■ Saved entries
+===+
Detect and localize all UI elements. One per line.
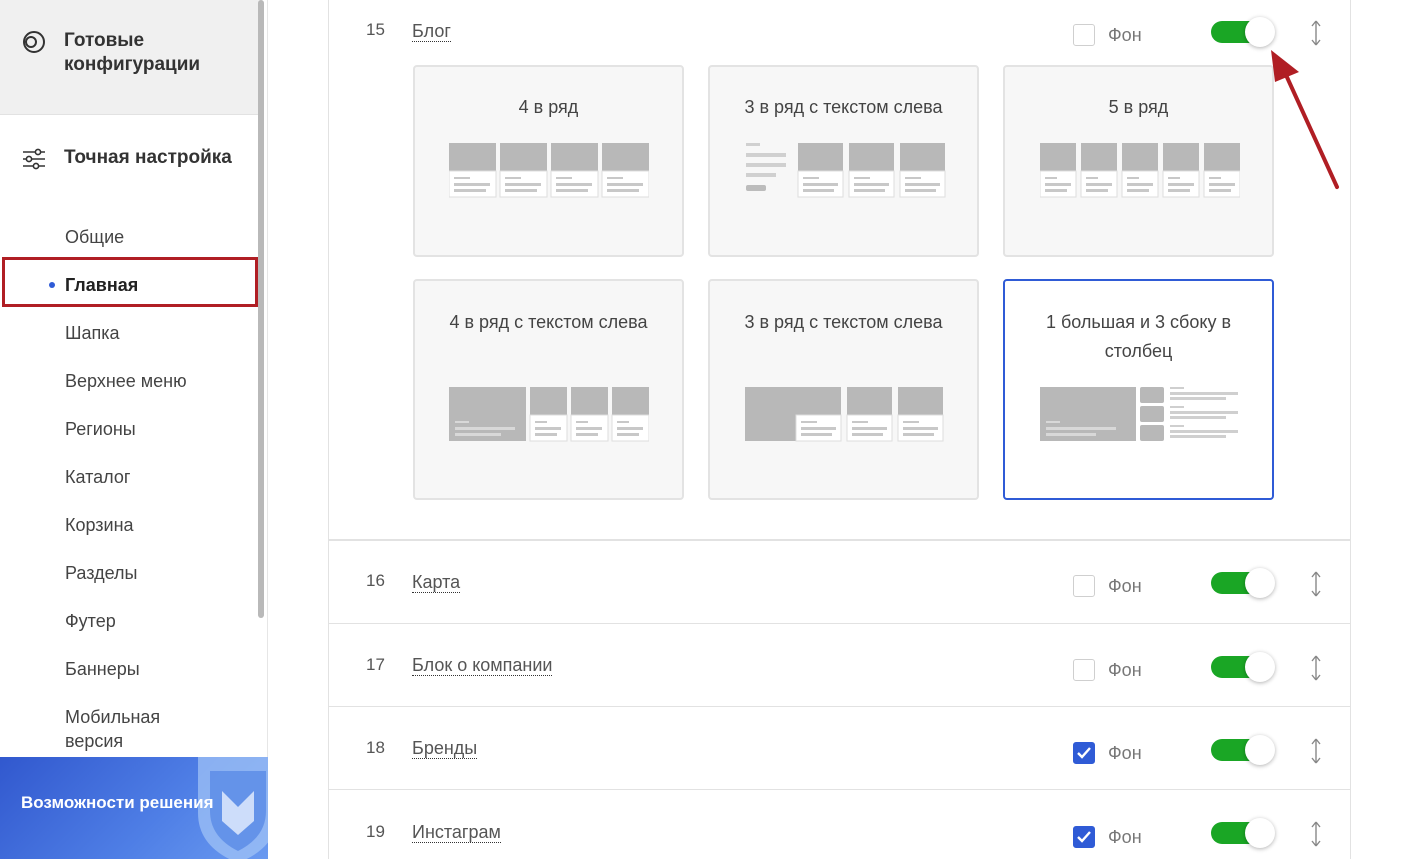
block-toggle[interactable] [1211, 568, 1275, 598]
block-toggle[interactable] [1211, 17, 1275, 47]
layout-preview-icon [449, 387, 649, 442]
toggle-knob [1245, 652, 1275, 682]
toggle-knob [1245, 568, 1275, 598]
block-toggle[interactable] [1211, 652, 1275, 682]
block-row-brands: 18 Бренды Фон [328, 706, 1351, 790]
promo-banner[interactable]: Возможности решения [0, 757, 268, 859]
background-label: Фон [1108, 826, 1142, 847]
sidebar-item-cart[interactable]: Корзина [65, 513, 134, 537]
layout-option-1-big-3-side[interactable]: 1 большая и 3 сбоку в столбец [1003, 279, 1274, 500]
layout-preview-icon [1040, 143, 1240, 198]
background-option[interactable]: Фон [1073, 24, 1142, 46]
layout-option-label: 5 в ряд [1108, 97, 1169, 117]
sort-handle-icon[interactable] [1311, 571, 1321, 597]
sort-handle-icon[interactable] [1311, 821, 1321, 847]
presets-icon [23, 31, 45, 53]
toggle-knob [1245, 17, 1275, 47]
sort-handle-icon[interactable] [1311, 655, 1321, 681]
layout-preview-icon [449, 143, 649, 198]
annotation-arrow-icon [1271, 50, 1339, 189]
layout-option-5-row[interactable]: 5 в ряд [1003, 65, 1274, 257]
background-option[interactable]: Фон [1073, 575, 1142, 597]
background-checkbox[interactable] [1073, 575, 1095, 597]
background-option[interactable]: Фон [1073, 826, 1142, 848]
sidebar: Готовые конфигурации Точная настройка Об… [0, 0, 268, 859]
layout-preview-icon [746, 143, 946, 198]
block-number: 17 [366, 655, 385, 674]
background-label: Фон [1108, 742, 1142, 763]
layout-option-label: 1 большая и 3 сбоку в столбец [1045, 312, 1232, 361]
active-item-dot [49, 282, 55, 288]
layout-option-3-row-text-left[interactable]: 3 в ряд с текстом слева [708, 65, 979, 257]
layout-preview-icon [1040, 387, 1238, 441]
background-label: Фон [1108, 659, 1142, 680]
block-number: 15 [366, 20, 385, 39]
block-number: 16 [366, 571, 385, 590]
presets-section[interactable]: Готовые конфигурации [0, 0, 260, 115]
sidebar-item-general[interactable]: Общие [65, 225, 124, 249]
sidebar-item-sections[interactable]: Разделы [65, 561, 137, 585]
background-checkbox[interactable] [1073, 24, 1095, 46]
checkmark-icon [1077, 831, 1091, 843]
presets-title: Готовые конфигурации [64, 30, 201, 75]
block-row-instagram: 19 Инстаграм Фон [328, 789, 1351, 859]
sort-handle-icon[interactable] [1311, 20, 1321, 46]
block-title-instagram[interactable]: Инстаграм [412, 822, 501, 843]
layout-option-3-row-text-left-big[interactable]: 3 в ряд с текстом слева [708, 279, 979, 500]
sidebar-item-main[interactable]: Главная [65, 273, 138, 297]
promo-text: Возможности решения [21, 793, 214, 812]
layout-option-label: 4 в ряд [518, 97, 579, 117]
background-checkbox-checked[interactable] [1073, 826, 1095, 848]
sidebar-item-regions[interactable]: Регионы [65, 417, 136, 441]
presets-header[interactable]: Готовые конфигурации [22, 29, 234, 77]
block-number: 19 [366, 822, 385, 841]
block-row-about-company: 17 Блок о компании Фон [328, 623, 1351, 707]
sliders-icon [23, 148, 45, 170]
layout-preview-icon [745, 387, 944, 442]
sidebar-item-catalog[interactable]: Каталог [65, 465, 130, 489]
block-title-map[interactable]: Карта [412, 572, 461, 593]
sidebar-item-banners[interactable]: Баннеры [65, 657, 140, 681]
block-title-brands[interactable]: Бренды [412, 738, 478, 759]
fine-tune-title: Точная настройка [64, 147, 232, 168]
background-label: Фон [1108, 575, 1142, 596]
toggle-knob [1245, 735, 1275, 765]
layout-option-4-row-text-left[interactable]: 4 в ряд с текстом слева [413, 279, 684, 500]
background-checkbox[interactable] [1073, 659, 1095, 681]
sidebar-scrollbar[interactable] [258, 0, 264, 618]
sidebar-item-top-menu[interactable]: Верхнее меню [65, 369, 187, 393]
checkmark-icon [1077, 747, 1091, 759]
block-title-about-company[interactable]: Блок о компании [412, 655, 553, 676]
fine-tune-header[interactable]: Точная настройка [22, 146, 234, 171]
sidebar-item-mobile[interactable]: Мобильная версия [65, 705, 205, 753]
layout-option-label: 3 в ряд с текстом слева [744, 97, 943, 117]
background-option[interactable]: Фон [1073, 659, 1142, 681]
background-label: Фон [1108, 24, 1142, 45]
sidebar-item-footer[interactable]: Футер [65, 609, 116, 633]
toggle-knob [1245, 818, 1275, 848]
block-number: 18 [366, 738, 385, 757]
layout-option-label: 4 в ряд с текстом слева [449, 312, 648, 332]
sort-handle-icon[interactable] [1311, 738, 1321, 764]
background-checkbox-checked[interactable] [1073, 742, 1095, 764]
layout-option-4-row[interactable]: 4 в ряд [413, 65, 684, 257]
layout-option-label: 3 в ряд с текстом слева [744, 312, 943, 332]
block-toggle[interactable] [1211, 818, 1275, 848]
block-row-map: 16 Карта Фон [328, 540, 1351, 624]
block-toggle[interactable] [1211, 735, 1275, 765]
sidebar-item-header[interactable]: Шапка [65, 321, 120, 345]
background-option[interactable]: Фон [1073, 742, 1142, 764]
block-title-blog[interactable]: Блог [412, 21, 451, 42]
+===+
■ REQUIREMENTS
Return every line of the listing above with no changes, leaving out the picture.

■ PROBLEM SOLUTION
Detect and localize all UI elements. One per line.
block-toggle[interactable] [1211, 568, 1275, 598]
block-toggle[interactable] [1211, 17, 1275, 47]
layout-preview-icon [449, 387, 649, 442]
toggle-knob [1245, 652, 1275, 682]
toggle-knob [1245, 568, 1275, 598]
block-toggle[interactable] [1211, 652, 1275, 682]
block-row-brands: 18 Бренды Фон [328, 706, 1351, 790]
promo-banner[interactable]: Возможности решения [0, 757, 268, 859]
background-label: Фон [1108, 826, 1142, 847]
sidebar-item-cart[interactable]: Корзина [65, 513, 134, 537]
layout-option-1-big-3-side[interactable]: 1 большая и 3 сбоку в столбец [1003, 279, 1274, 500]
layout-preview-icon [1040, 143, 1240, 198]
background-option[interactable]: Фон [1073, 24, 1142, 46]
layout-option-label: 5 в ряд [1108, 97, 1169, 117]
sort-handle-icon[interactable] [1311, 571, 1321, 597]
sort-handle-icon[interactable] [1311, 821, 1321, 847]
presets-icon [23, 31, 45, 53]
toggle-knob [1245, 17, 1275, 47]
sort-handle-icon[interactable] [1311, 655, 1321, 681]
layout-preview-icon [449, 143, 649, 198]
annotation-arrow-icon [1271, 50, 1339, 189]
layout-option-5-row[interactable]: 5 в ряд [1003, 65, 1274, 257]
background-option[interactable]: Фон [1073, 575, 1142, 597]
background-checkbox[interactable] [1073, 575, 1095, 597]
background-option[interactable]: Фон [1073, 826, 1142, 848]
sidebar: Готовые конфигурации Точная настройка Об… [0, 0, 268, 859]
layout-preview-icon [746, 143, 946, 198]
block-number: 17 [366, 655, 385, 674]
background-label: Фон [1108, 742, 1142, 763]
layout-option-label: 1 большая и 3 сбоку в столбец [1045, 312, 1232, 361]
active-item-dot [49, 282, 55, 288]
layout-option-3-row-text-left[interactable]: 3 в ряд с текстом слева [708, 65, 979, 257]
layout-preview-icon [1040, 387, 1238, 441]
background-label: Фон [1108, 659, 1142, 680]
block-number: 15 [366, 20, 385, 39]
block-number: 16 [366, 571, 385, 590]
presets-section[interactable]: Готовые конфигурации [0, 0, 260, 115]
sidebar-item-general[interactable]: Общие [65, 225, 124, 249]
sidebar-item-sections[interactable]: Разделы [65, 561, 137, 585]
background-checkbox[interactable] [1073, 24, 1095, 46]
checkmark-icon [1077, 831, 1091, 843]
presets-title: Готовые конфигурации [64, 30, 201, 75]
block-row-instagram: 19 Инстаграм Фон [328, 789, 1351, 859]
sort-handle-icon[interactable] [1311, 20, 1321, 46]
block-title-instagram[interactable]: Инстаграм [412, 822, 501, 843]
layout-option-3-row-text-left-big[interactable]: 3 в ряд с текстом слева [708, 279, 979, 500]
sidebar-item-main[interactable]: Главная [65, 273, 138, 297]
promo-text: Возможности решения [21, 793, 214, 812]
layout-option-label: 4 в ряд [518, 97, 579, 117]
background-checkbox-checked[interactable] [1073, 826, 1095, 848]
sidebar-item-regions[interactable]: Регионы [65, 417, 136, 441]
presets-header[interactable]: Готовые конфигурации [22, 29, 234, 77]
block-number: 19 [366, 822, 385, 841]
block-row-about-company: 17 Блок о компании Фон [328, 623, 1351, 707]
sliders-icon [23, 148, 45, 170]
layout-preview-icon [745, 387, 944, 442]
sidebar-item-catalog[interactable]: Каталог [65, 465, 130, 489]
block-title-map[interactable]: Карта [412, 572, 461, 593]
sidebar-item-banners[interactable]: Баннеры [65, 657, 140, 681]
block-title-brands[interactable]: Бренды [412, 738, 478, 759]
fine-tune-title: Точная настройка [64, 147, 232, 168]
background-label: Фон [1108, 575, 1142, 596]
toggle-knob [1245, 735, 1275, 765]
layout-option-4-row-text-left[interactable]: 4 в ряд с текстом слева [413, 279, 684, 500]
background-checkbox[interactable] [1073, 659, 1095, 681]
sidebar-scrollbar[interactable] [258, 0, 264, 618]
sidebar-item-top-menu[interactable]: Верхнее меню [65, 369, 187, 393]
checkmark-icon [1077, 747, 1091, 759]
block-title-about-company[interactable]: Блок о компании [412, 655, 553, 676]
fine-tune-header[interactable]: Точная настройка [22, 146, 234, 171]
sidebar-item-mobile[interactable]: Мобильная версия [65, 705, 205, 753]
layout-option-label: 3 в ряд с текстом слева [744, 97, 943, 117]
background-option[interactable]: Фон [1073, 659, 1142, 681]
background-label: Фон [1108, 24, 1142, 45]
sidebar-item-footer[interactable]: Футер [65, 609, 116, 633]
toggle-knob [1245, 818, 1275, 848]
block-number: 18 [366, 738, 385, 757]
layout-option-label: 4 в ряд с текстом слева [449, 312, 648, 332]
sort-handle-icon[interactable] [1311, 738, 1321, 764]
background-checkbox-checked[interactable] [1073, 742, 1095, 764]
layout-option-4-row[interactable]: 4 в ряд [413, 65, 684, 257]
layout-option-label: 3 в ряд с текстом слева [744, 312, 943, 332]
block-toggle[interactable] [1211, 818, 1275, 848]
block-row-map: 16 Карта Фон [328, 540, 1351, 624]
block-toggle[interactable] [1211, 735, 1275, 765]
sidebar-item-header[interactable]: Шапка [65, 321, 120, 345]
background-option[interactable]: Фон [1073, 742, 1142, 764]
block-title-blog[interactable]: Блог [412, 21, 451, 42]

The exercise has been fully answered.